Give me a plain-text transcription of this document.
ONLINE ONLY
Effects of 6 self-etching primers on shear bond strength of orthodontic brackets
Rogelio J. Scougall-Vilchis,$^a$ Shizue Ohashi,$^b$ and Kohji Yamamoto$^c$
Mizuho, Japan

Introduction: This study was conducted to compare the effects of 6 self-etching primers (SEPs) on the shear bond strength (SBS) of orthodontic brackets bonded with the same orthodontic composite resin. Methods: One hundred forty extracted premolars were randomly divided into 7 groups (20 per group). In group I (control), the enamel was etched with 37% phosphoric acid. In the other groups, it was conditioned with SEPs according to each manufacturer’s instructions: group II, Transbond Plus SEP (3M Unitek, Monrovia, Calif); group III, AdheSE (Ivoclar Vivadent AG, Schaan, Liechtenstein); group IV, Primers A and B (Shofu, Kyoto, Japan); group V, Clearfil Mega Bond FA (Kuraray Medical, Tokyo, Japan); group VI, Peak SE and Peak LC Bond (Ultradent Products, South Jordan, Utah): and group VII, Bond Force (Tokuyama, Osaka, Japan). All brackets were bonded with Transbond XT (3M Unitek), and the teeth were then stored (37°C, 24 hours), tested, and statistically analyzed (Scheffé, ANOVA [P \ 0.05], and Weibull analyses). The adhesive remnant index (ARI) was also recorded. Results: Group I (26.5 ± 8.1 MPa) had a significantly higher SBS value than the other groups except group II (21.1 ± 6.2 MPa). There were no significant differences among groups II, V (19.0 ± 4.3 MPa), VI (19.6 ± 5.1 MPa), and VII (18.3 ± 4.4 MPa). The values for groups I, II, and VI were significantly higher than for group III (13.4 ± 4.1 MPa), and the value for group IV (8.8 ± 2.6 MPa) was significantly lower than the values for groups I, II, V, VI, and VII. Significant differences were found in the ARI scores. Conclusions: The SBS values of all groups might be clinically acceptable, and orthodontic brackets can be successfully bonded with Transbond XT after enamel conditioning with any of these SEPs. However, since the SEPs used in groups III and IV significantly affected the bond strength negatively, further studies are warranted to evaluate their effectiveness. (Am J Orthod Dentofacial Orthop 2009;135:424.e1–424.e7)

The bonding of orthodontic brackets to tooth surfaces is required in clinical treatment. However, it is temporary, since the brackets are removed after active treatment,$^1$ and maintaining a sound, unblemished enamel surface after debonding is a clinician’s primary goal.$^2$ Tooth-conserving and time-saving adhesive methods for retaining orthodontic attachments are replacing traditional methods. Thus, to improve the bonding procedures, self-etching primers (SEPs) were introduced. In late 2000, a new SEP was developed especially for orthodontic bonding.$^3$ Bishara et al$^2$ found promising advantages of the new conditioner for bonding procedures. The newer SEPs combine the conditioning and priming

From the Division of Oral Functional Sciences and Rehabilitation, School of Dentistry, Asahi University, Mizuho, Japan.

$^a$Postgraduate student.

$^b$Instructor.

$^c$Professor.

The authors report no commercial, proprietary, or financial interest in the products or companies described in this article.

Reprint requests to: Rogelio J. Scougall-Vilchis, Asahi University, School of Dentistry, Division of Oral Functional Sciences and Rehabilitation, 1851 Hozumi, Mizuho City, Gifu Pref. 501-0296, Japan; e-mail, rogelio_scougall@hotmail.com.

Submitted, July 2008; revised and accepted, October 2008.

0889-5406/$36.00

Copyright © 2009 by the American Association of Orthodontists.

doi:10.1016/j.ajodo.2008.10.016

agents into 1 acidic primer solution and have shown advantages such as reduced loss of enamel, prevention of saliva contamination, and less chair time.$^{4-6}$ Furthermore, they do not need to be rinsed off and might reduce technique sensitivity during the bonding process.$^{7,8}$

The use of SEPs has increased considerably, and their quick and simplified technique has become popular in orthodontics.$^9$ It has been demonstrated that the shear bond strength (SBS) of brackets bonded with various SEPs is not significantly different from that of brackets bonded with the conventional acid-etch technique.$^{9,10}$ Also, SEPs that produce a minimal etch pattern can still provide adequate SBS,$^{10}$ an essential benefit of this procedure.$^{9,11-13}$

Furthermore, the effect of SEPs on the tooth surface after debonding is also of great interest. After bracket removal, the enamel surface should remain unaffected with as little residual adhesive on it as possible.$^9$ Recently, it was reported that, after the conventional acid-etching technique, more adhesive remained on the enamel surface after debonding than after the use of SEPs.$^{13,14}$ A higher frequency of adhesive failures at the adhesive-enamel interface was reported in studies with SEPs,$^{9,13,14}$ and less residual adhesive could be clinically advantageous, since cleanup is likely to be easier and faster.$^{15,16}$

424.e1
-------
▶ EXERCISE
Transcribe every entry exactly.

▶ RESULT OF THIS EXERCISE
Give me a plain-text transcription of this document.
ONLINE ONLY
Effects of 6 self-etching primers on shear bond strength of orthodontic brackets
Rogelio J. Scougall-Vilchis,$^a$ Shizue Ohashi,$^b$ and Kohji Yamamoto$^c$
Mizuho, Japan

Introduction: This study was conducted to compare the effects of 6 self-etching primers (SEPs) on the shear bond strength (SBS) of orthodontic brackets bonded with the same orthodontic composite resin. Methods: One hundred forty extracted premolars were randomly divided into 7 groups (20 per group). In group I (control), the enamel was etched with 37% phosphoric acid. In the other groups, it was conditioned with SEPs according to each manufacturer’s instructions: group II, Transbond Plus SEP (3M Unitek, Monrovia, Calif); group III, AdheSE (Ivoclar Vivadent AG, Schaan, Liechtenstein); group IV, Primers A and B (Shofu, Kyoto, Japan); group V, Clearfil Mega Bond FA (Kuraray Medical, Tokyo, Japan); group VI, Peak SE and Peak LC Bond (Ultradent Products, South Jordan, Utah): and group VII, Bond Force (Tokuyama, Osaka, Japan). All brackets were bonded with Transbond XT (3M Unitek), and the teeth were then stored (37°C, 24 hours), tested, and statistically analyzed (Scheffé, ANOVA [P \ 0.05], and Weibull analyses). The adhesive remnant index (ARI) was also recorded. Results: Group I (26.5 ± 8.1 MPa) had a significantly higher SBS value than the other groups except group II (21.1 ± 6.2 MPa). There were no significant differences among groups II, V (19.0 ± 4.3 MPa), VI (19.6 ± 5.1 MPa), and VII (18.3 ± 4.4 MPa). The values for groups I, II, and VI were significantly higher than for group III (13.4 ± 4.1 MPa), and the value for group IV (8.8 ± 2.6 MPa) was significantly lower than the values for groups I, II, V, VI, and VII. Significant differences were found in the ARI scores. Conclusions: The SBS values of all groups might be clinically acceptable, and orthodontic brackets can be successfully bonded with Transbond XT after enamel conditioning with any of these SEPs. However, since the SEPs used in groups III and IV significantly affected the bond strength negatively, further studies are warranted to evaluate their effectiveness. (Am J Orthod Dentofacial Orthop 2009;135:424.e1–424.e7)

The bonding of orthodontic brackets to tooth surfaces is required in clinical treatment. However, it is temporary, since the brackets are removed after active treatment,$^1$ and maintaining a sound, unblemished enamel surface after debonding is a clinician’s primary goal.$^2$ Tooth-conserving and time-saving adhesive methods for retaining orthodontic attachments are replacing traditional methods. Thus, to improve the bonding procedures, self-etching primers (SEPs) were introduced. In late 2000, a new SEP was developed especially for orthodontic bonding.$^3$ Bishara et al$^2$ found promising advantages of the new conditioner for bonding procedures. The newer SEPs combine the conditioning and priming

From the Division of Oral Functional Sciences and Rehabilitation, School of Dentistry, Asahi University, Mizuho, Japan.

$^a$Postgraduate student.

$^b$Instructor.

$^c$Professor.

The authors report no commercial, proprietary, or financial interest in the products or companies described in this article.

Reprint requests to: Rogelio J. Scougall-Vilchis, Asahi University, School of Dentistry, Division of Oral Functional Sciences and Rehabilitation, 1851 Hozumi, Mizuho City, Gifu Pref. 501-0296, Japan; e-mail, rogelio_scougall@hotmail.com.

Submitted, July 2008; revised and accepted, October 2008.

0889-5406/$36.00

Copyright © 2009 by the American Association of Orthodontists.

doi:10.1016/j.ajodo.2008.10.016

agents into 1 acidic primer solution and have shown advantages such as reduced loss of enamel, prevention of saliva contamination, and less chair time.$^{4-6}$ Furthermore, they do not need to be rinsed off and might reduce technique sensitivity during the bonding process.$^{7,8}$

The use of SEPs has increased considerably, and their quick and simplified technique has become popular in orthodontics.$^9$ It has been demonstrated that the shear bond strength (SBS) of brackets bonded with various SEPs is not significantly different from that of brackets bonded with the conventional acid-etch technique.$^{9,10}$ Also, SEPs that produce a minimal etch pattern can still provide adequate SBS,$^{10}$ an essential benefit of this procedure.$^{9,11-13}$

Furthermore, the effect of SEPs on the tooth surface after debonding is also of great interest. After bracket removal, the enamel surface should remain unaffected with as little residual adhesive on it as possible.$^9$ Recently, it was reported that, after the conventional acid-etching technique, more adhesive remained on the enamel surface after debonding than after the use of SEPs.$^{13,14}$ A higher frequency of adhesive failures at the adhesive-enamel interface was reported in studies with SEPs,$^{9,13,14}$ and less residual adhesive could be clinically advantageous, since cleanup is likely to be easier and faster.$^{15,16}$

424.e1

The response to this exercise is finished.